• Directions
Format the lines from the one containing "header-meta: Time Remaining" up to and including the one containing "message-sent-to: Sent to: Big" as a Markdown table with two columns, Row and Line. Number each row and omit blank lines.

§ §

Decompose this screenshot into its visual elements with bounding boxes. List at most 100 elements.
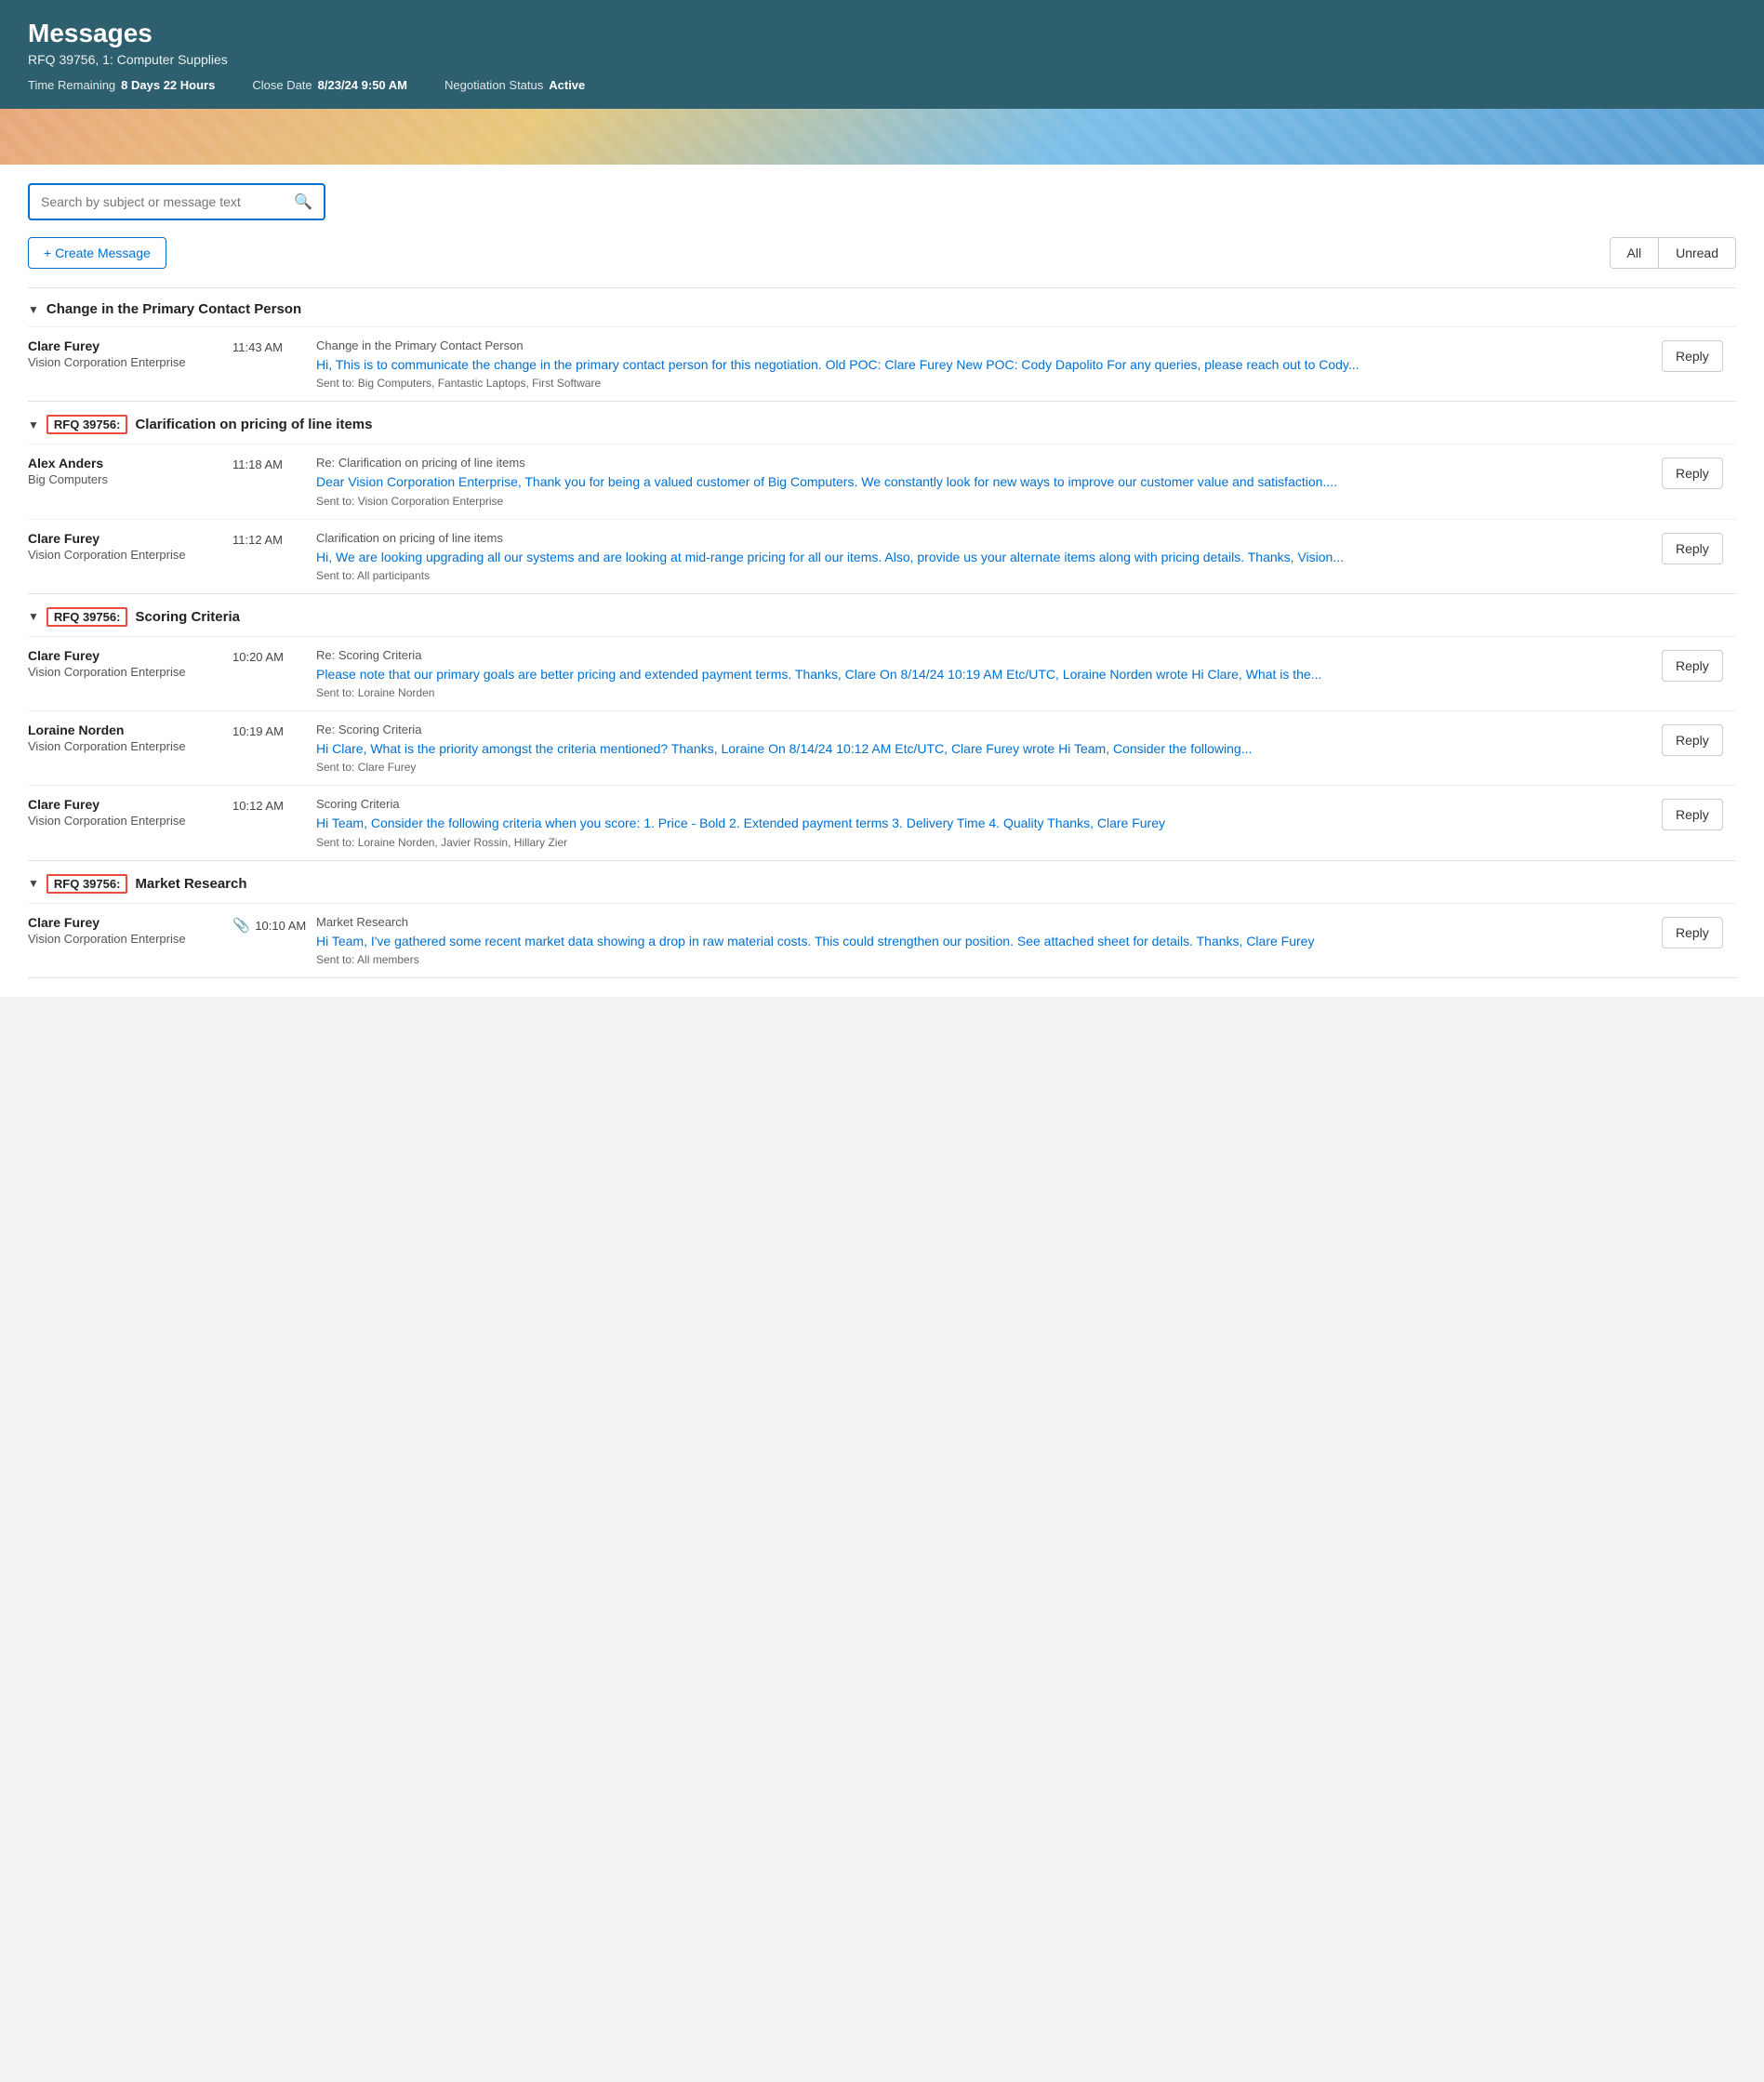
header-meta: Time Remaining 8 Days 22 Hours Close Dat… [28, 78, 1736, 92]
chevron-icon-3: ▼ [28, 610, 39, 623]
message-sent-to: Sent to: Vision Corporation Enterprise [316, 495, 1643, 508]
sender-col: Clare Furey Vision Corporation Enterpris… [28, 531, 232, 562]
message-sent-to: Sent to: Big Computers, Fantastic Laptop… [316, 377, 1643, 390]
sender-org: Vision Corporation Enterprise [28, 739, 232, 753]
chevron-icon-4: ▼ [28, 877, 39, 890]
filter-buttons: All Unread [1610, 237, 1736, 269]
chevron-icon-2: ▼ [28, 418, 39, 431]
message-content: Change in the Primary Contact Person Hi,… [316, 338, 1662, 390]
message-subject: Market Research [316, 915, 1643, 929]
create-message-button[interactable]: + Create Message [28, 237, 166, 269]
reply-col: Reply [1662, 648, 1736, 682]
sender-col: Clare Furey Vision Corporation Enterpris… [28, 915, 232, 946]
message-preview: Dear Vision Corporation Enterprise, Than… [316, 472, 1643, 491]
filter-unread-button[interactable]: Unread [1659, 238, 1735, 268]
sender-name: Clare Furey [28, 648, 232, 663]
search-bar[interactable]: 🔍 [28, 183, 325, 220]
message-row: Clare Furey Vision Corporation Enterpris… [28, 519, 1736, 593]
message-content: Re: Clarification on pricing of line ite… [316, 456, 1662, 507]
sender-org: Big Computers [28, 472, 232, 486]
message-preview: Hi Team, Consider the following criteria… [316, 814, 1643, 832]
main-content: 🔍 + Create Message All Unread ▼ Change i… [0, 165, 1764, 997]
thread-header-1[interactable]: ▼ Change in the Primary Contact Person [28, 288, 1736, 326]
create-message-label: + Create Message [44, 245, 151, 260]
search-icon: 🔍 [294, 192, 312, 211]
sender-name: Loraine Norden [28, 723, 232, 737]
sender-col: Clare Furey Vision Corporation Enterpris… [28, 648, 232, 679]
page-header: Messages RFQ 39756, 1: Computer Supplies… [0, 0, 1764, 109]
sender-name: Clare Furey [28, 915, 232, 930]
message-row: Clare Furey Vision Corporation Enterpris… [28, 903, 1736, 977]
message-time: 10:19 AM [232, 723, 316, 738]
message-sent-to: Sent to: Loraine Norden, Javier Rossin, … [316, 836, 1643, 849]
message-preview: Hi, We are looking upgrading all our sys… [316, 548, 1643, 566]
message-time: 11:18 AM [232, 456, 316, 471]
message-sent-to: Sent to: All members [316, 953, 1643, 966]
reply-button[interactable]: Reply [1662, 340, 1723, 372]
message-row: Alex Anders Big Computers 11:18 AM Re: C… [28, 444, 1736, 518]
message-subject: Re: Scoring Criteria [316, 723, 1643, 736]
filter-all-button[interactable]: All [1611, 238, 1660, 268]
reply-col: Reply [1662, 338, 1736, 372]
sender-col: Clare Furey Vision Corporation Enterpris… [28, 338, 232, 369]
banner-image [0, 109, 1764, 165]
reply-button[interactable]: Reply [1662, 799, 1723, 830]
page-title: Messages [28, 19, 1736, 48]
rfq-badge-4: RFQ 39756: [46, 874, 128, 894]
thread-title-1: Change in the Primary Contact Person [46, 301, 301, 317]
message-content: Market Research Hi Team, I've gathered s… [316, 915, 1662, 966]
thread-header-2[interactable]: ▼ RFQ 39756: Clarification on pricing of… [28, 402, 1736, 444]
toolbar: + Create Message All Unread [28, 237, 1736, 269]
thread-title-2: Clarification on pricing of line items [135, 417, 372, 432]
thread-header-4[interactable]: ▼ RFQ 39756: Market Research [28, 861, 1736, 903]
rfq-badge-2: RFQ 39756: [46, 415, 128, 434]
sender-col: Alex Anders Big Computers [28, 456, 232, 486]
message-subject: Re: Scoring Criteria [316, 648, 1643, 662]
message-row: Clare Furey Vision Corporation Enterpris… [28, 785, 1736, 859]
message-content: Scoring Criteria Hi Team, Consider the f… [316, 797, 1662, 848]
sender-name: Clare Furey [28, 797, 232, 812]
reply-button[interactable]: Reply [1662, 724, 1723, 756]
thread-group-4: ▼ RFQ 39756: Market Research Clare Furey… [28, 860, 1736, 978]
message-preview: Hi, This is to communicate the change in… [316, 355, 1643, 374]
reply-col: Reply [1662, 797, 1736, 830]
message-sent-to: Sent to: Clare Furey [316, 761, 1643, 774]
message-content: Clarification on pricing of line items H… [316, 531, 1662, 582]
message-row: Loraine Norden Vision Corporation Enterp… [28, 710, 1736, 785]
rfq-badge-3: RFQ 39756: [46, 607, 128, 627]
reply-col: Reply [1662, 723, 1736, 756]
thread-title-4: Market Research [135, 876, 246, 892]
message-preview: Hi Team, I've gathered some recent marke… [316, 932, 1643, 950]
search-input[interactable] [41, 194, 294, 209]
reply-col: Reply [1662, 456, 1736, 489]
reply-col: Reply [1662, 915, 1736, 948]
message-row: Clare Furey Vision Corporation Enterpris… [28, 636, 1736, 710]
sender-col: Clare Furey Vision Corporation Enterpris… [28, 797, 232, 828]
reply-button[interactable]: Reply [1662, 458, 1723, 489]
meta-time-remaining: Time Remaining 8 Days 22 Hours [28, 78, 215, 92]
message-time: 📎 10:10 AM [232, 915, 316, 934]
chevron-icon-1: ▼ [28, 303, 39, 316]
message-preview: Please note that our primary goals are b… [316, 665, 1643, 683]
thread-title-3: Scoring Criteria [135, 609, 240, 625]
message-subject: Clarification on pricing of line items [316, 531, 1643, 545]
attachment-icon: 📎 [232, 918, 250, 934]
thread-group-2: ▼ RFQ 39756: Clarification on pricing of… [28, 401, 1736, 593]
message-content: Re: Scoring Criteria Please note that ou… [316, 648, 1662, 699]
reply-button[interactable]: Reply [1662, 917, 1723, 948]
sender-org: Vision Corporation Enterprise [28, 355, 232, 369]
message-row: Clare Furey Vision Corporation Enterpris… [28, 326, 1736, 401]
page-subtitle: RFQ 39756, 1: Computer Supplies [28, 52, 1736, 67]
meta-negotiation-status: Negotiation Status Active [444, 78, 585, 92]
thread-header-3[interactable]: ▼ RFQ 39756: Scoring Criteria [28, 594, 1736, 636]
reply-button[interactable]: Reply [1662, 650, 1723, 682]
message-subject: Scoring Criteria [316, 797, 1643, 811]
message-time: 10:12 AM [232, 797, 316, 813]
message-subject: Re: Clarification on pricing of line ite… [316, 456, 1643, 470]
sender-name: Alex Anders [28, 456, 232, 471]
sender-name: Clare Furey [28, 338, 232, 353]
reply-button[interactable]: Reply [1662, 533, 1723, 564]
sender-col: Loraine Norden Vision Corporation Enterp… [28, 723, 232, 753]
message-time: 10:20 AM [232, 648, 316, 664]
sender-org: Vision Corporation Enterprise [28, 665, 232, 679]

§ §

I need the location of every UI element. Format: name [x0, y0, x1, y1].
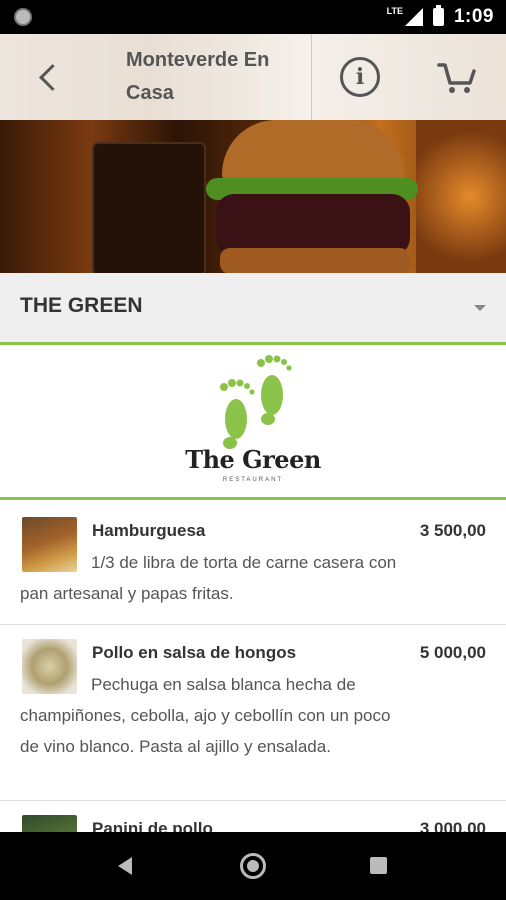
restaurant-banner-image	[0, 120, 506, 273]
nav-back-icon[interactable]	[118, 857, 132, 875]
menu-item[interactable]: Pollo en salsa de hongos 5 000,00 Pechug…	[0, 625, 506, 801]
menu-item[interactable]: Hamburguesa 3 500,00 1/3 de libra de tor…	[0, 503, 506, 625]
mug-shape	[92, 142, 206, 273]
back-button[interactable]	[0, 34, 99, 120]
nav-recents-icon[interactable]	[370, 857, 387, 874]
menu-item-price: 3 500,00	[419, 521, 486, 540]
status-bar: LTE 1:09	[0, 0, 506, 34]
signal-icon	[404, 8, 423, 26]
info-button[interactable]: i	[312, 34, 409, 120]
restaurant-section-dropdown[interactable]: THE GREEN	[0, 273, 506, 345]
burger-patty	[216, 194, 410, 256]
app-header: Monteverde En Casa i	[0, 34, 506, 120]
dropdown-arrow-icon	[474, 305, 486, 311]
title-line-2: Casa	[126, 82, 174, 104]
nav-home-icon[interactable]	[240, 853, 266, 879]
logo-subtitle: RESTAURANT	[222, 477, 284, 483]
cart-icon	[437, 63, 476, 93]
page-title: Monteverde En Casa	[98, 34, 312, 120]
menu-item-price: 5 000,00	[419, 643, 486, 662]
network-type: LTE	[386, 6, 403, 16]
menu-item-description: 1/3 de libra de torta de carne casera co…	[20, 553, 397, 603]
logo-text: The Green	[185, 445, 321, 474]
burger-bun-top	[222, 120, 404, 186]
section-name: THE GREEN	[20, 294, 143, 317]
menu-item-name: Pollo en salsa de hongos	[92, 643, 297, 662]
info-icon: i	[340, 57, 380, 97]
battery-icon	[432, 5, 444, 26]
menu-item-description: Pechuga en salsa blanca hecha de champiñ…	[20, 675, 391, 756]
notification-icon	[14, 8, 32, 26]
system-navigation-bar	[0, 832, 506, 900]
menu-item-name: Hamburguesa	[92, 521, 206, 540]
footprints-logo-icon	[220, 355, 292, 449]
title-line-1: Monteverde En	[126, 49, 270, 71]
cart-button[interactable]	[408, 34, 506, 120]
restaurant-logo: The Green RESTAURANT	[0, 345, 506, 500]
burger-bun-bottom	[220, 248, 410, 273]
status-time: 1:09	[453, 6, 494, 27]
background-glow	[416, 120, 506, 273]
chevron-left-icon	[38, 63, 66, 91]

§ §

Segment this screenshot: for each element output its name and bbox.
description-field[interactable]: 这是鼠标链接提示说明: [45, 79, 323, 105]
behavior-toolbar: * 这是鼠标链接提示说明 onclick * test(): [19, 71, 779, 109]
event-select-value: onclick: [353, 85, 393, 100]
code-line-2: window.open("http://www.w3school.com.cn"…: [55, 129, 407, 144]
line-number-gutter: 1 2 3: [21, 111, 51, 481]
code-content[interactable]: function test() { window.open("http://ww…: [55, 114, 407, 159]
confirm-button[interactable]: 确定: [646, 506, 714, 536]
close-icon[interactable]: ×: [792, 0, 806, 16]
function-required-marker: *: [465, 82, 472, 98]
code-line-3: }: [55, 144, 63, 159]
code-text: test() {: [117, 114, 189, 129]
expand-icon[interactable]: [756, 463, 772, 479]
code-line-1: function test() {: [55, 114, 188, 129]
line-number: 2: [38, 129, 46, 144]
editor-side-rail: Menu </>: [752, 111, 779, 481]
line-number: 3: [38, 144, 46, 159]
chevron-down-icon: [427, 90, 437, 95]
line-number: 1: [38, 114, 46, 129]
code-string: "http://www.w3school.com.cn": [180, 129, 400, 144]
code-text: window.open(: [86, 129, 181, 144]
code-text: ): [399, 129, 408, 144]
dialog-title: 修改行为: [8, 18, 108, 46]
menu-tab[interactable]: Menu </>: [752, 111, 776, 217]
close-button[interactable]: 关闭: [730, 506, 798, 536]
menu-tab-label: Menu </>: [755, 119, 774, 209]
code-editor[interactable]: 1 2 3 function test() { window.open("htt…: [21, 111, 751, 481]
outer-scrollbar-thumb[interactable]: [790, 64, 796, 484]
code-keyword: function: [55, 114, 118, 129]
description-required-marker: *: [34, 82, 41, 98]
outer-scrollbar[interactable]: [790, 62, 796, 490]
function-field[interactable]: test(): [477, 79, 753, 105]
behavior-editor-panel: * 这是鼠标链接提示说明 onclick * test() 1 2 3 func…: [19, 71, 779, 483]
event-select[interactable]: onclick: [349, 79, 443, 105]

§ §

• Correct answer
| Row | Line |
|---|---|
| 1 | header-meta: Time Remaining 8 Days 22 Hours Close Dat… [28, 78, 1736, 92] |
| 2 | chevron-icon-3: ▼ [28, 610, 39, 623] |
| 3 | message-sent-to: Sent to: Vision Corporation Enterprise [316, 495, 1643, 508] |
| 4 | sender-col: Clare Furey Vision Corporation Enterpris… [28, 531, 232, 562] |
| 5 | message-sent-to: Sent to: Big Computers, Fantastic Laptop… [316, 377, 1643, 390] |